Excerpted data -

________________________________________

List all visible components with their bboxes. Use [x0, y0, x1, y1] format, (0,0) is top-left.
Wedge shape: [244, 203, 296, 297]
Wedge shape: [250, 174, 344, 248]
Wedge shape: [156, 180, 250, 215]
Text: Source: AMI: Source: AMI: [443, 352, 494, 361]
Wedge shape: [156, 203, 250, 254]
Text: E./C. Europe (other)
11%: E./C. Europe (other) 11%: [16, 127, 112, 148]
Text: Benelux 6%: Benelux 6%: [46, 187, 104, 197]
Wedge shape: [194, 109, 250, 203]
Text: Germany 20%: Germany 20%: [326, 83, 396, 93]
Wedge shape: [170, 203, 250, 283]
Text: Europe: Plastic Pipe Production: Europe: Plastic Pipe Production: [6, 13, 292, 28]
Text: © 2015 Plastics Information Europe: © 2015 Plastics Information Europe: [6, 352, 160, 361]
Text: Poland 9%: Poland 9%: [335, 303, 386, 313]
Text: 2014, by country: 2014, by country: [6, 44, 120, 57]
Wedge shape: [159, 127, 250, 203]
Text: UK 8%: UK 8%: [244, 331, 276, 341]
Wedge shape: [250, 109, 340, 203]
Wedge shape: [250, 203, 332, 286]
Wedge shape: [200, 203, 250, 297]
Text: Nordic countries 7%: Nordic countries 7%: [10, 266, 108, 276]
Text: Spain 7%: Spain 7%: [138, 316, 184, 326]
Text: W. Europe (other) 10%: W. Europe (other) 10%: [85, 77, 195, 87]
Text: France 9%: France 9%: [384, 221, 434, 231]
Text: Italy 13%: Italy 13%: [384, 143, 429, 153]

________________________________________

Your goal - Give every line of the data above as a Markdown table with two columns, Row and Text, numbering the rows in order and omitting blank lines.

Written answer -
| Row | Text |
|---|---|
| 1 | List all visible components with their bboxes. Use [x0, y0, x1, y1] format, (0,0) is top-left. |
| 2 | Wedge shape: [244, 203, 296, 297] |
| 3 | Wedge shape: [250, 174, 344, 248] |
| 4 | Wedge shape: [156, 180, 250, 215] |
| 5 | Text: Source: AMI: Source: AMI: [443, 352, 494, 361] |
| 6 | Wedge shape: [156, 203, 250, 254] |
| 7 | Text: E./C. Europe (other) |
| 8 | 11%: E./C. Europe (other) 11%: [16, 127, 112, 148] |
| 9 | Text: Benelux 6%: Benelux 6%: [46, 187, 104, 197] |
| 10 | Wedge shape: [194, 109, 250, 203] |
| 11 | Text: Germany 20%: Germany 20%: [326, 83, 396, 93] |
| 12 | Wedge shape: [170, 203, 250, 283] |
| 13 | Text: Europe: Plastic Pipe Production: Europe: Plastic Pipe Production: [6, 13, 292, 28] |
| 14 | Text: © 2015 Plastics Information Europe: © 2015 Plastics Information Europe: [6, 352, 160, 361] |
| 15 | Text: Poland 9%: Poland 9%: [335, 303, 386, 313] |
| 16 | Text: 2014, by country: 2014, by country: [6, 44, 120, 57] |
| 17 | Wedge shape: [159, 127, 250, 203] |
| 18 | Text: UK 8%: UK 8%: [244, 331, 276, 341] |
| 19 | Wedge shape: [250, 109, 340, 203] |
| 20 | Wedge shape: [250, 203, 332, 286] |
| 21 | Wedge shape: [200, 203, 250, 297] |
| 22 | Text: Nordic countries 7%: Nordic countries 7%: [10, 266, 108, 276] |
| 23 | Text: Spain 7%: Spain 7%: [138, 316, 184, 326] |
| 24 | Text: W. Europe (other) 10%: W. Europe (other) 10%: [85, 77, 195, 87] |
| 25 | Text: France 9%: France 9%: [384, 221, 434, 231] |
| 26 | Text: Italy 13%: Italy 13%: [384, 143, 429, 153] |